20/07/2023 12:00
I frutti del lavoro della Gallinese (fatto di programmazione e lungimiranza) sono sotto gli occhi di tutti. La “piccola” società reggina ha spedito con un triplo, anzi, quadruplo salto, il giovane Emilio Iaria dritto dritto in Serie A con la Pirossigeno Cosenza, lui che è riuscito a mettersi in mostra a suon di gol e belle giocate nei recenti campionati di Serie C1 Calabria ed anche nelle selezioni giovanili dell’Under19 biancorossoblu ed anche al Trofeo delle Regioni (vicecampione).
Ma Emilio Iaria, l’ “enfant prodige”, rappresenta soltanto la punta di un iceberg che nel giro di cinque anni di vita ha consentito alla Gallinese di ergersi ad assoluta protagonista nel panorama del futsal regionale calabrese. Non evento isolato la vittoria del titolo U19 di due stagioni fa, non un evento frutto del caso. In quella squadra, ad esempio, hanno preso parte i vari Prestopino e Ferraro, altri ottimi elementi ed i quali, per importanti opportunità lavorative hanno dovuto momentaneamente porre in stand-by le rispettive carriere ma, è fuori da ogni dubbio, che entrambi avrebbero meritato il “salto di categoria” nel futsal nazionale, così come preventivato ed auspicato dagli addetti ai lavori. E perché non citare anche il bravo Paviglianiti, tanto bravo quanto sfortunato poiché fermato da un lungo infortunio.

▸ **SCOPO DELL'ESERCIZIO**:
Ricopia parola per parola l'intero testo sulla Gallinese, senza alcuna modifica.

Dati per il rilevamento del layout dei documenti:
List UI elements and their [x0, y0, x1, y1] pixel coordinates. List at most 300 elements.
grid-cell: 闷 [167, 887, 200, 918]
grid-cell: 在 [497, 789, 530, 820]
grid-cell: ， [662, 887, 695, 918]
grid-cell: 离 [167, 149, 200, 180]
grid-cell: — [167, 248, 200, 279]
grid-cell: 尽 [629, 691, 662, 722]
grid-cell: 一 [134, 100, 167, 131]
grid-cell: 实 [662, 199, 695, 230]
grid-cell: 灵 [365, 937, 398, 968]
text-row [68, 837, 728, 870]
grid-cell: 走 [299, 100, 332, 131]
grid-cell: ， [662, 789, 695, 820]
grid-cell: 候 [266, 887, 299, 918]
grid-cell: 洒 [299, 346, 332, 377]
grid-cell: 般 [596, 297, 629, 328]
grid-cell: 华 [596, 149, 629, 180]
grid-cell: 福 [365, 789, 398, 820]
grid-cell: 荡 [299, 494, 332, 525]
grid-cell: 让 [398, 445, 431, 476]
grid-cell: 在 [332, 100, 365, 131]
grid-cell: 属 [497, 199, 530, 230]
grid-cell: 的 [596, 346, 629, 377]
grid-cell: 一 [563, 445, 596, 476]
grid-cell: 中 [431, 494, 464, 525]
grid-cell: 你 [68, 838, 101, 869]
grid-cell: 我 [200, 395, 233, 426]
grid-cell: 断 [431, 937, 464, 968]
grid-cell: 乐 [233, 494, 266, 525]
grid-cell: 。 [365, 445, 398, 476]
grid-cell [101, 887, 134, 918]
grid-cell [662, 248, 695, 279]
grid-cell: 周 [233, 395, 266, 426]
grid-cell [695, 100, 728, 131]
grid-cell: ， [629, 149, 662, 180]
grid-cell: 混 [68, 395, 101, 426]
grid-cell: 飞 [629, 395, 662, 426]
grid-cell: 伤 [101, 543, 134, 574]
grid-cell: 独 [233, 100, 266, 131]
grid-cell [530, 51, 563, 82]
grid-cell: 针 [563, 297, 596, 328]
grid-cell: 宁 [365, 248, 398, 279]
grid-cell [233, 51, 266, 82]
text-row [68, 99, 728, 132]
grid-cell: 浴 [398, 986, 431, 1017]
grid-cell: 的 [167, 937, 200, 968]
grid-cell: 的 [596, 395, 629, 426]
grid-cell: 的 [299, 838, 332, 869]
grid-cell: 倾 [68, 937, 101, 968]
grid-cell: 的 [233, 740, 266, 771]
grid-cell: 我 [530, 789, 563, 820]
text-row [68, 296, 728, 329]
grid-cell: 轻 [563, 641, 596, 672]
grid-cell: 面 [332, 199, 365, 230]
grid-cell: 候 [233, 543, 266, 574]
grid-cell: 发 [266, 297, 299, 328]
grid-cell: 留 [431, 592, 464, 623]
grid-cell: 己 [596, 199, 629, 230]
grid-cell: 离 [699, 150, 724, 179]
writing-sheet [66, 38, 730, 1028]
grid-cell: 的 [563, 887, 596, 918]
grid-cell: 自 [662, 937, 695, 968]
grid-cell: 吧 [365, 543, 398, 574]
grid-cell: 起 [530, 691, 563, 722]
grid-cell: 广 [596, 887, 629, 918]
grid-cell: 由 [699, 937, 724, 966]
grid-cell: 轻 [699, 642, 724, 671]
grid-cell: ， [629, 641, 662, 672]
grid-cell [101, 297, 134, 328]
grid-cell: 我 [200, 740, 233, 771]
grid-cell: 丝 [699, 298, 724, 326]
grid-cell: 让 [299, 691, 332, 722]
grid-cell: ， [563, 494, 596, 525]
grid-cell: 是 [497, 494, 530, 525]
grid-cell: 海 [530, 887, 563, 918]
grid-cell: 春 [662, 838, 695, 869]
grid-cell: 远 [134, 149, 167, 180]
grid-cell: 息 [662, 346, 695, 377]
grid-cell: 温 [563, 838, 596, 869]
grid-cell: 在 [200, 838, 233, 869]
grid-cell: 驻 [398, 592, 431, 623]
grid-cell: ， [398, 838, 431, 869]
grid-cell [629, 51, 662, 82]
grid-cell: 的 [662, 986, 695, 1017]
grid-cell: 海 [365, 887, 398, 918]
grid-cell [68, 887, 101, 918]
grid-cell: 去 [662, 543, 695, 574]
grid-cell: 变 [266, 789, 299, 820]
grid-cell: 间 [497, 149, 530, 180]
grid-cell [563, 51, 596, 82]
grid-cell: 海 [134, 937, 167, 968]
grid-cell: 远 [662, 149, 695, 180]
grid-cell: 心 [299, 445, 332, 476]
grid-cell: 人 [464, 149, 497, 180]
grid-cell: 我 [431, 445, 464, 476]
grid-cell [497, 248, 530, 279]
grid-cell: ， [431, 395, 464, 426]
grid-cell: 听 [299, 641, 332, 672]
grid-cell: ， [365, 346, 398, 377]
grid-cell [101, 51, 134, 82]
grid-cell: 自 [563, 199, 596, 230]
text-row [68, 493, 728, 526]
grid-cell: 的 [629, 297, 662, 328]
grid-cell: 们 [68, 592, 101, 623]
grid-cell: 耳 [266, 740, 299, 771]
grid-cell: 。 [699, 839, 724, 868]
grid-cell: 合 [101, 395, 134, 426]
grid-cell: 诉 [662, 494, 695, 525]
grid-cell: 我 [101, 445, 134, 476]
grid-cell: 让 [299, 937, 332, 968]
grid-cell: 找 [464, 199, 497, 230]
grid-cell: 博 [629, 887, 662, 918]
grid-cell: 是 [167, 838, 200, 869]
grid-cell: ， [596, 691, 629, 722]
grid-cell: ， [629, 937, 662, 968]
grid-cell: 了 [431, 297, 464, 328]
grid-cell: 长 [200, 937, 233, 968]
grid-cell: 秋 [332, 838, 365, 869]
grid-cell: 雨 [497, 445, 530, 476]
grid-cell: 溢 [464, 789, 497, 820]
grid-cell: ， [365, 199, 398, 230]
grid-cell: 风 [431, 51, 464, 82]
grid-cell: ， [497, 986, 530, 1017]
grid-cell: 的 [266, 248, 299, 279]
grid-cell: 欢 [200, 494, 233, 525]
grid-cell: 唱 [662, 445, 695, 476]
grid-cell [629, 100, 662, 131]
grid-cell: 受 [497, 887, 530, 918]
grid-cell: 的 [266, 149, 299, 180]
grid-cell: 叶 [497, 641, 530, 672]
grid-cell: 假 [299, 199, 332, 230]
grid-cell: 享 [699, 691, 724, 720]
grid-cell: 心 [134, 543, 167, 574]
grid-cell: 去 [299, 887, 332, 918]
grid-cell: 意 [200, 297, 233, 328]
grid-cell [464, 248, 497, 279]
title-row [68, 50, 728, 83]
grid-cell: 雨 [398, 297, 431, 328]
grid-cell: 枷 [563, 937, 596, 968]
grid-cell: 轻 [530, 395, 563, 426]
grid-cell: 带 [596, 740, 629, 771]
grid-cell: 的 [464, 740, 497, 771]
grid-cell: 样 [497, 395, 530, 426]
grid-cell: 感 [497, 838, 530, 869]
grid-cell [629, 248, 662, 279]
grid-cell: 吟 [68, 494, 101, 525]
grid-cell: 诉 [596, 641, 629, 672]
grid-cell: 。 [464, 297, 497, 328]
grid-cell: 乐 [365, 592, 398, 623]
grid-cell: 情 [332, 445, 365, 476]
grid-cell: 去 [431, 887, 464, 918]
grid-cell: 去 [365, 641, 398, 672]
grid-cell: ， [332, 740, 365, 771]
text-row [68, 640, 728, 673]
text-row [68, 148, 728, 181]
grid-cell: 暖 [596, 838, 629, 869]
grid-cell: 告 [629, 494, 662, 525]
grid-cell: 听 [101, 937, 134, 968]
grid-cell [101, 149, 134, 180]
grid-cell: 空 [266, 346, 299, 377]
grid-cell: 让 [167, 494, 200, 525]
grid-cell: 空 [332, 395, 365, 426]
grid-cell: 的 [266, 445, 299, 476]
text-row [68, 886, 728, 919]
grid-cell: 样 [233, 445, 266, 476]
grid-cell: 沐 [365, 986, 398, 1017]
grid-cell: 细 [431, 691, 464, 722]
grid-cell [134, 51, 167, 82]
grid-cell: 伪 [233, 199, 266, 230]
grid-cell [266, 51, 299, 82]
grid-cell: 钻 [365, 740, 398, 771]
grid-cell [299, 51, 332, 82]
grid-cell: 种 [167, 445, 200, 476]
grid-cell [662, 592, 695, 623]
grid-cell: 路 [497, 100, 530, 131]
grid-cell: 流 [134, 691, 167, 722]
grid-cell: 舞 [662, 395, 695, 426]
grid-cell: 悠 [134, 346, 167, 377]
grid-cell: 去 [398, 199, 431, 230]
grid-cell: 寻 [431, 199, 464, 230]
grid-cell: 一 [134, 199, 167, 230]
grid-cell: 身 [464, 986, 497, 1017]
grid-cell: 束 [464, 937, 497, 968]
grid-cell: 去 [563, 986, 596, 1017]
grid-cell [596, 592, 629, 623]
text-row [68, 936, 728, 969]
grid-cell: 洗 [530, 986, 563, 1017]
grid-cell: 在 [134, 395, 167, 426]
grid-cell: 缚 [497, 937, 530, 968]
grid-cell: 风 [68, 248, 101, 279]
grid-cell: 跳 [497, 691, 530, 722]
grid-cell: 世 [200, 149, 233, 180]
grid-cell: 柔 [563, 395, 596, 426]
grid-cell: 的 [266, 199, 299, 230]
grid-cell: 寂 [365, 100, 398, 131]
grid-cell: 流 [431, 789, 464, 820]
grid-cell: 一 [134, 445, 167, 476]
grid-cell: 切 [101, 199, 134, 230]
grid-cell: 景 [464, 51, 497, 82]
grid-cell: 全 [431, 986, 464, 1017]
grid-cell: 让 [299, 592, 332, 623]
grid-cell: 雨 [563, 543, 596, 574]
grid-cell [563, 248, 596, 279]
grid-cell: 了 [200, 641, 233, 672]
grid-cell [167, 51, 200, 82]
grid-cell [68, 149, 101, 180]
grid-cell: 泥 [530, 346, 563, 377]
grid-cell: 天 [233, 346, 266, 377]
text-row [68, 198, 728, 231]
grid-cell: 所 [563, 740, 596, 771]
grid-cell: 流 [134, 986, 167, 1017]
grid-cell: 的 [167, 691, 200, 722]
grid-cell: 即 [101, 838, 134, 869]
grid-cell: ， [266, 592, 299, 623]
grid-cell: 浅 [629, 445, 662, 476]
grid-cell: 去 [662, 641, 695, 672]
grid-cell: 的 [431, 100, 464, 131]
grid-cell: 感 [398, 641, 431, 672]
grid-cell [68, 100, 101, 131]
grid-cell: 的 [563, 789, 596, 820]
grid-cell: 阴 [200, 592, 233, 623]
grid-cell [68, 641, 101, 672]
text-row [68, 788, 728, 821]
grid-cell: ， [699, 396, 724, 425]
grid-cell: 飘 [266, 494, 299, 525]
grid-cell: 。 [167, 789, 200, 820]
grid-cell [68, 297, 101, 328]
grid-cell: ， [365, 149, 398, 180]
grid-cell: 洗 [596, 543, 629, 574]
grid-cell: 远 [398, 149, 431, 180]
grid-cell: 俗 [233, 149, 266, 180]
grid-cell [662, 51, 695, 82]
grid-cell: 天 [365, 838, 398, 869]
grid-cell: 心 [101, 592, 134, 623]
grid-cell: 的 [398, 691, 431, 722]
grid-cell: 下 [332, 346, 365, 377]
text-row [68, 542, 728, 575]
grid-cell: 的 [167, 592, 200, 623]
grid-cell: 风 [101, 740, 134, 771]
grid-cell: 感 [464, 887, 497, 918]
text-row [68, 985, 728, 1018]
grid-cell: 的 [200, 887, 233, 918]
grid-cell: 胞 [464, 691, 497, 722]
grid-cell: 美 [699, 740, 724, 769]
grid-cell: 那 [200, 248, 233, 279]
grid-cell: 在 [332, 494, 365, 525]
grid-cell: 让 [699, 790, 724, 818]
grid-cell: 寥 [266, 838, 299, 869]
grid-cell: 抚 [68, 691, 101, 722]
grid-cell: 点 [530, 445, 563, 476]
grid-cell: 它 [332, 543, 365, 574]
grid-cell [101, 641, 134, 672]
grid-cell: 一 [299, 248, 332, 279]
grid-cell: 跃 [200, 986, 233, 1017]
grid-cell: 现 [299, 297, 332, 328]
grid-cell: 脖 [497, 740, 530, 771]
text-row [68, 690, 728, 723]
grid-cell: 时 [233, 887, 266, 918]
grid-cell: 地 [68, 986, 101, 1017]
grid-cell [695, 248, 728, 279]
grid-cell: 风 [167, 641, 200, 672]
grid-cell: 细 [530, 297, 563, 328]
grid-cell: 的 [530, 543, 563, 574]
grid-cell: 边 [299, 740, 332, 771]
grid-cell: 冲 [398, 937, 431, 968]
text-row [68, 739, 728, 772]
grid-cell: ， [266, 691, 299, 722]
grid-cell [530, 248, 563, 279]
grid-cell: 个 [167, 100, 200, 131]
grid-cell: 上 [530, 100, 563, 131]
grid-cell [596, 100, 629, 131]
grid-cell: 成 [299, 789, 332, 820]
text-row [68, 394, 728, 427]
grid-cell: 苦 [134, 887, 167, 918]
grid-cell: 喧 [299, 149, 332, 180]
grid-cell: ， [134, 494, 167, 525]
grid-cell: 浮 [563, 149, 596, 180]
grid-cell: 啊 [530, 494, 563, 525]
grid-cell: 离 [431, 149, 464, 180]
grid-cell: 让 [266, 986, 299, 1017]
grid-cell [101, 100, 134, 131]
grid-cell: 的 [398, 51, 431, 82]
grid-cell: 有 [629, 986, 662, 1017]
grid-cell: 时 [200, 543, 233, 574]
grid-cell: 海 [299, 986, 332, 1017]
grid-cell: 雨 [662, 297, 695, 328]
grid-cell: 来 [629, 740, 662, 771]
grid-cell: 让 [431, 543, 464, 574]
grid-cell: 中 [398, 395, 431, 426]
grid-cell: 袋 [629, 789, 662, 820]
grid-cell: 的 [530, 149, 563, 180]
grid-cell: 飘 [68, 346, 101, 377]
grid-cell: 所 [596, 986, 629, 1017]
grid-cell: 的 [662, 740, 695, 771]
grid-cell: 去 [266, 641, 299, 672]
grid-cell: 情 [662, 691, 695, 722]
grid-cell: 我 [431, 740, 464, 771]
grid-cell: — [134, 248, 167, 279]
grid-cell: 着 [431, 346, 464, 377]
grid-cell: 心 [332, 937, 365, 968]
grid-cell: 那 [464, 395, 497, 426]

▸ **RISULTATO**:
20/07/2023 12:00
I frutti del lavoro della Gallinese (fatto di programmazione e lungimiranza) sono sotto gli occhi di tutti. La “piccola” società reggina ha spedito con un triplo, anzi, quadruplo salto, il giovane Emilio Iaria dritto dritto in Serie A con la Pirossigeno Cosenza, lui che è riuscito a mettersi in mostra a suon di gol e belle giocate nei recenti campionati di Serie C1 Calabria ed anche nelle selezioni giovanili dell’Under19 biancorossoblu ed anche al Trofeo delle Regioni (vicecampione).
Ma Emilio Iaria, l’ “enfant prodige”, rappresenta soltanto la punta di un iceberg che nel giro di cinque anni di vita ha consentito alla Gallinese di ergersi ad assoluta protagonista nel panorama del futsal regionale calabrese. Non evento isolato la vittoria del titolo U19 di due stagioni fa, non un evento frutto del caso. In quella squadra, ad esempio, hanno preso parte i vari Prestopino e Ferraro, altri ottimi elementi ed i quali, per importanti opportunità lavorative hanno dovuto momentaneamente porre in stand-by le rispettive carriere ma, è fuori da ogni dubbio, che entrambi avrebbero meritato il “salto di categoria” nel futsal nazionale, così come preventivato ed auspicato dagli addetti ai lavori. E perché non citare anche il bravo Paviglianiti, tanto bravo quanto sfortunato poiché fermato da un lungo infortunio.